» PROBLEM TO WORK ON
Would you pull out every line of the material that contains the string "линейная"?

» SOURCE MATERIAL
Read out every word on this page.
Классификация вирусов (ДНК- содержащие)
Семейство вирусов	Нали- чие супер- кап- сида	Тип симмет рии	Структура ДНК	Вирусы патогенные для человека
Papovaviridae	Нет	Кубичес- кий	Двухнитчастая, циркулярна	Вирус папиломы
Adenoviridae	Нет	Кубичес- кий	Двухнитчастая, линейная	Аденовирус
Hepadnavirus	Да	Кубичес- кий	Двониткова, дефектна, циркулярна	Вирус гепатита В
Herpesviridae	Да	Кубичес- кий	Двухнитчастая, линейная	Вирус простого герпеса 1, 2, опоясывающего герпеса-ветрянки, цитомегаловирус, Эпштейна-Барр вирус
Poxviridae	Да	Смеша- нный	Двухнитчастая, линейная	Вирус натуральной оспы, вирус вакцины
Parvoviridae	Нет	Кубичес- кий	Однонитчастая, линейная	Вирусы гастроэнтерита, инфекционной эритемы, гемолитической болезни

» SOLUTION
Adenoviridae	Нет	Кубичес- кий	Двухнитчастая, линейная	Аденовирус
Herpesviridae	Да	Кубичес- кий	Двухнитчастая, линейная	Вирус простого герпеса 1, 2, опоясывающего герпеса-ветрянки, цитомегаловирус, Эпштейна-Барр вирус
Poxviridae	Да	Смеша- нный	Двухнитчастая, линейная	Вирус натуральной оспы, вирус вакцины
Parvoviridae	Нет	Кубичес- кий	Однонитчастая, линейная	Вирусы гастроэнтерита, инфекционной эритемы, гемолитической болезни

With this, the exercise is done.